=== Task goal ===
Copy the stretch of the R code walkthrough from "c_st <- agencies" through "transform(c_st, category2=factor(paste(st, category)))", renaming "pop2013" to "pop2020" wherever it occurs.

The rbindlist fill option is super-handy in the event we have varying columns (and, we do in this case). It’s also wicked-fast.

Now, we use some dplyr and tidyr to integrate the population information and summarize our data (OK, we cheat and use melt, but some habits are hard to break):

c_st <- agencies %>%
  merge(pop[,5:6], all.x=TRUE, by="stn") %>%
  gather(category, value, -st, -stn, -pop2013, -aid, -aname) %>%
  group_by(st, category, pop2013) %>%
  summarise(total=sum(value, na.rm=TRUE), per_capita=sum(value, na.rm=TRUE)/pop2013) %>%
  select(st, category, total, per_capita)

Let’s use a series of bar charts to compare state-against state. We’ll do the initial view with just raw totals. There are 9 charts, so this graphic scrolls a bit and you can select it to make it larger:

# hack to ordering the bars by kohske : http://stackoverflow.com/a/5414445/1457051 #####
 
c_st <- transform(c_st, category2=factor(paste(st, category)))
c_st <- transform(c_st, category2=reorder(category2, rank(-total)))
 
# pretty names #####
 
levels(c_st$category) <- c("Weapons", "Travel, training", "Other",
                           "Communications, computers", "Building improvements",
                           "Electronic surveillance", "Information, rewards",
                           "Salary, overtime", "Community programs")
gg <- ggplot(c_st, aes(x=category2, y=total))
gg <- gg + geom_bar(stat="identity", aes(fill=category))
gg <- gg + scale_y_continuous(labels=dollar)
gg <- gg + scale_x_discrete(labels=c_st$st, breaks=c_st$category2)
gg <- gg + facet_wrap(~category, scales = "free", ncol=1)
gg <- gg + labs(x="", y="")
gg <- gg + theme_bw()
gg <- gg + theme(strip.background=element_blank())
gg <- gg + theme(strip.text=element_text(size=15, face="bold"))
gg <- gg + theme(panel.margin=unit(2, "lines"))
gg <- gg + theme(panel.border=element_blank())
gg <- gg + theme(legend.position="none")
gg


Comparison of Spending Category by State (raw totals)

raw-sm

There are definitely a few, repeating “big spenders” in that view, but is that the real story? Let’s take another look, but factoring in state population:

# change bar order to match per-capita calcuation #####
 
c_st <- transform(c_st, category2=reorder(category2, rank(-per_capita)))
 
# per-capita bar plot #####
 
gg <- ggplot(c_st, aes(x=category2, y=per_capita))
gg <- gg + geom_bar(stat="identity", aes(fill=category))

(Data extracted from a collection)
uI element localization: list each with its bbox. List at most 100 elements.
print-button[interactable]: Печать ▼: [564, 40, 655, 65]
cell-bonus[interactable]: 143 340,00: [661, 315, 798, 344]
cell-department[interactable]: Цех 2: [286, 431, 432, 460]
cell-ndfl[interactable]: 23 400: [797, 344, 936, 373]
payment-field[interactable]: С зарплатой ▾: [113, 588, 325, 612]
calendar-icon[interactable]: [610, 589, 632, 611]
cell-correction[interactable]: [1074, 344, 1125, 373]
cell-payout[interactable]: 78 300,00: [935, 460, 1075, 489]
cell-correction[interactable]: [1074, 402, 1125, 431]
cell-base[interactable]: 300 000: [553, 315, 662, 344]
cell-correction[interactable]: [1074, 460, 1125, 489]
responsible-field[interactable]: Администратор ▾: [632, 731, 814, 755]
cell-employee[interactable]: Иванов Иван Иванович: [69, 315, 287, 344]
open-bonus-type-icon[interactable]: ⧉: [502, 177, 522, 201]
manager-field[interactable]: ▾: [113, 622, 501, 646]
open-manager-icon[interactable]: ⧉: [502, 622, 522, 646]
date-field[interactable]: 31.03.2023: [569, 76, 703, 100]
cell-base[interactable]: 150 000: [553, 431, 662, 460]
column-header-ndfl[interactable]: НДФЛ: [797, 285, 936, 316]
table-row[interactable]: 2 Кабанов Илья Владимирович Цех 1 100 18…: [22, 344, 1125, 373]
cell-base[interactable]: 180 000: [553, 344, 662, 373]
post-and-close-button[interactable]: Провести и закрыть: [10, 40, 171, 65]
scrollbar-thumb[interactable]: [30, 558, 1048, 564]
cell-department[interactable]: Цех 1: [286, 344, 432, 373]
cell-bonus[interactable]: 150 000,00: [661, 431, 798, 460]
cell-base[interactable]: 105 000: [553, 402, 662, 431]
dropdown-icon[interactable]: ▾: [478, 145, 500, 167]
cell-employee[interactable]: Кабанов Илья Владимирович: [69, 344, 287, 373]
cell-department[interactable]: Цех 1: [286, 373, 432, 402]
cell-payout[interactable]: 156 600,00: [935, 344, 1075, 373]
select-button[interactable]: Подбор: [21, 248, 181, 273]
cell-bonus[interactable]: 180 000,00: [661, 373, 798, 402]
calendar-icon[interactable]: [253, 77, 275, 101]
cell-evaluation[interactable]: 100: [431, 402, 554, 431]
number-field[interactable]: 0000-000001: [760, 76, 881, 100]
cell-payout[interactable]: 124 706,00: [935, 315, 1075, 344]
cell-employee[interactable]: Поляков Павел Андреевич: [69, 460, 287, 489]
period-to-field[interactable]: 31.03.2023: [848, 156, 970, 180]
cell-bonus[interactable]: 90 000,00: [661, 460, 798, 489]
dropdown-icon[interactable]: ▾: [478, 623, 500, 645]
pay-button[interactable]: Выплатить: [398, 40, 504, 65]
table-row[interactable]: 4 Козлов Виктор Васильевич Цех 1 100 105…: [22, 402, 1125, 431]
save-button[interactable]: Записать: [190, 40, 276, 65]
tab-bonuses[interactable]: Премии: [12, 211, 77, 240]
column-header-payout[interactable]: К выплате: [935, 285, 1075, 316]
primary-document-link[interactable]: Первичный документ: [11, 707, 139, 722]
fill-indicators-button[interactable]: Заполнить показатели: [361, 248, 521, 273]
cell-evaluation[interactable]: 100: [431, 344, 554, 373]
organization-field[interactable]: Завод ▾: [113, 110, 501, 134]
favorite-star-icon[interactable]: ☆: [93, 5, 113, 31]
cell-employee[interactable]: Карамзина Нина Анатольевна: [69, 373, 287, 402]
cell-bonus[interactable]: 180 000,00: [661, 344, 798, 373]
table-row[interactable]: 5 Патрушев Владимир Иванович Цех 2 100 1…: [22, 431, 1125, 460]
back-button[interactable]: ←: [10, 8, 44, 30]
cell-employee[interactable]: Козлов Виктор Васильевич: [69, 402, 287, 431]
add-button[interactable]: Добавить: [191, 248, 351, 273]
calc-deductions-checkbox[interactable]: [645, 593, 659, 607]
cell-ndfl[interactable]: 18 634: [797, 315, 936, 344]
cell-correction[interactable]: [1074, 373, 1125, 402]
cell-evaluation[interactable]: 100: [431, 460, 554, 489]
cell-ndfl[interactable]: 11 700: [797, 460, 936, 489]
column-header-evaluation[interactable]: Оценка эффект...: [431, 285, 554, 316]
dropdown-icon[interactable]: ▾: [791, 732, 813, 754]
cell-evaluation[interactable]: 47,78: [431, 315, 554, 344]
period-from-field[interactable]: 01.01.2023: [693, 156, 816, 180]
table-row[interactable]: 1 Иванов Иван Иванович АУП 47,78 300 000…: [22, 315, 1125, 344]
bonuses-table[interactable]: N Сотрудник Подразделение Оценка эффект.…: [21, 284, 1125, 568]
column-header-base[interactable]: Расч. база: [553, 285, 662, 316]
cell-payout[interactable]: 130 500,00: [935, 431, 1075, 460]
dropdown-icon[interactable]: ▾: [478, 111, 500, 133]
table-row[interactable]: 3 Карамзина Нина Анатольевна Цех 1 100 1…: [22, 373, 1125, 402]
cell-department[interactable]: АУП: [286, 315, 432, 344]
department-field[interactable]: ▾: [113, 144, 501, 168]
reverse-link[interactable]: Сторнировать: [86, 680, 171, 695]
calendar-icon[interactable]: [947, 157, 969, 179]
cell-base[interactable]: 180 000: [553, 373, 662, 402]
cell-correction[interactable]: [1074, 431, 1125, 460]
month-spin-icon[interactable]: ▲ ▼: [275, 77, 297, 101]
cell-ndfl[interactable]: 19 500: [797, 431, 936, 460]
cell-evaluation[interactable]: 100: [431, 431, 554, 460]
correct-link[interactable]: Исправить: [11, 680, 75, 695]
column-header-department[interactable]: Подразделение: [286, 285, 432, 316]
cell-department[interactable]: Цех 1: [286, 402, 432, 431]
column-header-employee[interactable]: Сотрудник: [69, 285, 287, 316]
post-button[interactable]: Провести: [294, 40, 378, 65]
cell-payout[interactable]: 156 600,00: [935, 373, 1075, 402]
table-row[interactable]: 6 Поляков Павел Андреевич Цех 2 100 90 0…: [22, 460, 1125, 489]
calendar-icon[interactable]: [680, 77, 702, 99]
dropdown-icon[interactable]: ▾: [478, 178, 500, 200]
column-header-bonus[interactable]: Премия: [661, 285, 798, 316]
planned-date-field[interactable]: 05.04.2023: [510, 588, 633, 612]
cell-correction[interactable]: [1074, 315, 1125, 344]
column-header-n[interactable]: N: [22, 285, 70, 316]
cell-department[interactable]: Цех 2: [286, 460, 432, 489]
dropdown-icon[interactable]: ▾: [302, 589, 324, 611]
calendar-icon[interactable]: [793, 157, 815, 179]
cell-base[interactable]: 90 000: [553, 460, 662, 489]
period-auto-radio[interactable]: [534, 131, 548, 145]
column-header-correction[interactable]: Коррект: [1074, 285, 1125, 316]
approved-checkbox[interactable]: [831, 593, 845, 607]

=== Answer to the exercise ===
c_st <- agencies %>%
  merge(pop[,5:6], all.x=TRUE, by="stn") %>%
  gather(category, value, -st, -stn, -pop2020, -aid, -aname) %>%
  group_by(st, category, pop2020) %>%
  summarise(total=sum(value, na.rm=TRUE), per_capita=sum(value, na.rm=TRUE)/pop2020) %>%
  select(st, category, total, per_capita)

Let’s use a series of bar charts to compare state-against state. We’ll do the initial view with just raw totals. There are 9 charts, so this graphic scrolls a bit and you can select it to make it larger:

# hack to ordering the bars by kohske : http://stackoverflow.com/a/5414445/1457051 #####
 
c_st <- transform(c_st, category2=factor(paste(st, category)))